ЗАДАНИЕ A
Перепишите без изменений строки записей: всё от самого начала записей и вниз до строки, содержащей «legend-label: 2006 <box>141 460 168 468</box>», включая обе границы. Изображения в ответ не включайте.
═══ ФРАГМЕНТ ТЕКСТА ═══
Мысли, высказываемые здесь в назарейской окраске, понятно являются по содержанию своему теми же мыслями, которые, в более общей форме, лежат в основе нового преклонения перед «чистотой» антично-классических форм.
Однако факт обновления искусства около 1800 года является единственным в своем роде, столь же своеобразным, как и сопровождавшие его обстоятельства. В пределах относительно короткого промежутка времени тогдашнее население Западной Европы подверглось радикальному перерождению.
Новое стоит в резком противоречии к старому, и притом по всей линии. Действительно кажется, будто это поколение способно еще раз начать все сначала.
Присматриваясь внимательнее, мы вскоре однако обнаруживаем, что и в данном случае не было полного возврата к исходному пункту, и близкой к действительности была бы только картина спирального движения. Но в предшествующей эволюции мы напрасно искали бы аналогичного положения, т. е. положения, когда воля к линейности и строгости всюду и решительно стала бы на пути живописно-свободной традиции. Правда, в XV веке есть кое-какие аналогии, и поскольку кватрочентистов называют примитивами, тем самым хотят сказать, что они-то и кладут начало новому искусству. Однако, Мазаччо опирается на треченто, а картины Яна ван Эйка, конечно, не начало нового направления, но расцвет восходящего к значительно более раннему периоду позднеготического живописного движения. И все же – с известной точки зрения – совершенно законно рассматривать это искусство как предварительную ступень классической эпохи XVI века. Но только старое и новое переплетаются здесь так тесно, что трудно отрезать одно от другого. Отсюда постоянные колебания историков, с какого момента им следует начать главу о новом искусстве. Со строгими требованиями «чистоты» делений на периоды далеко не уйдешь. В старой форме уже содержится новая, подобно тому, как около увядающих листьев уже есть новая завязь. Италия еще позволяет нарисовать сравнительно ясную картину, о северном же кватроченто приходится сказать, что оно только в малой степени подготовило стиль XVI века. В таких готически-барочных произведениях, как дарохранительница св. Лаврентия Адама Крафта, позднее живописное искусство самым причудливым образом соприкасается с тем принципиально иным искусством ясности, которым уже в юности овладел Дюрер. Больше того: конфликт происходит в душе самого Адама Крафта, и хорошо было бы еще больше расчленить собирательное понятие «поздняя готика», выделив из него то молодое, что содержится в «упадке».
═══ ВХОДНЫЕ ДАННЫЕ ═══
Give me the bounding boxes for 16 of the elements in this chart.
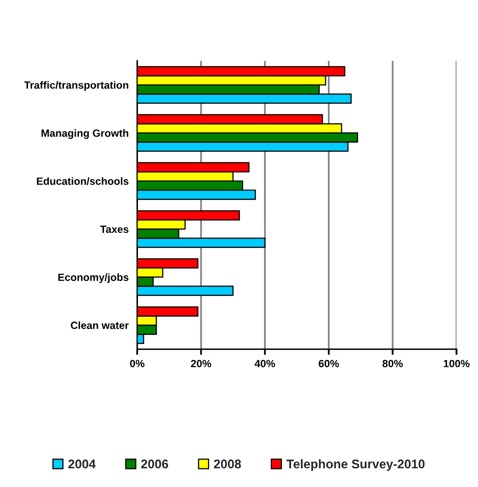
legend-label: 2008 <box>214 460 241 468</box>
y-tick-label: Economy/jobs <box>58 273 128 284</box>
y-tick-label: Taxes <box>100 226 128 233</box>
legend-label: Telephone Survey-2010 <box>286 459 425 471</box>
x-tick-label: 0% <box>130 360 144 368</box>
y-tick-label: Clean water <box>70 321 129 330</box>
y-tick-label: Managing Growth <box>42 129 128 139</box>
x-tick-label: 20% <box>190 360 212 368</box>
legend-label: 2004 <box>68 460 96 468</box>
y-tick-label: Traffic/transportation <box>24 81 128 91</box>
legend-label: 2006 <box>141 460 168 468</box>
x-tick-label: 100% <box>444 360 470 368</box>
x-tick-label: 80% <box>382 360 403 368</box>
x-tick-label: 40% <box>254 360 276 368</box>
y-tick-label: Education/schools <box>36 177 128 185</box>
x-tick-label: 60% <box>318 360 339 368</box>
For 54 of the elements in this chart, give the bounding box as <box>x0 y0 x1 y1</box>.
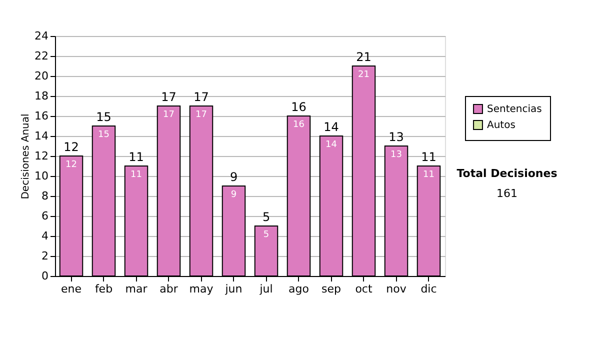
═══
ЗАДАНИЕ B
Почему, согласно фрагменту текста, историки постоянно колеблются, с какого момента начинать главу о новом искусстве? Ответьте в одном–трех предложениях.

РЕШЕНИЕ ЗАДАНИЯ A
Give me the bounding boxes for 16 of the elements in this chart.
legend-label: 2008 <box>214 460 241 468</box>
y-tick-label: Economy/jobs <box>58 273 128 284</box>
y-tick-label: Taxes <box>100 226 128 233</box>
legend-label: Telephone Survey-2010 <box>286 459 425 471</box>
x-tick-label: 0% <box>130 360 144 368</box>
y-tick-label: Clean water <box>70 321 129 330</box>
y-tick-label: Managing Growth <box>42 129 128 139</box>
x-tick-label: 20% <box>190 360 212 368</box>
legend-label: 2004 <box>68 460 96 468</box>
y-tick-label: Traffic/transportation <box>24 81 128 91</box>
legend-label: 2006 <box>141 460 168 468</box>

РЕШЕНИЕ ЗАДАНИЯ B
В искусстве XV века старое и новое переплетаются так тесно, что трудно отрезать одно от другого. В старой форме уже содержится новая, подобно тому как около увядающих листьев уже есть новая завязь.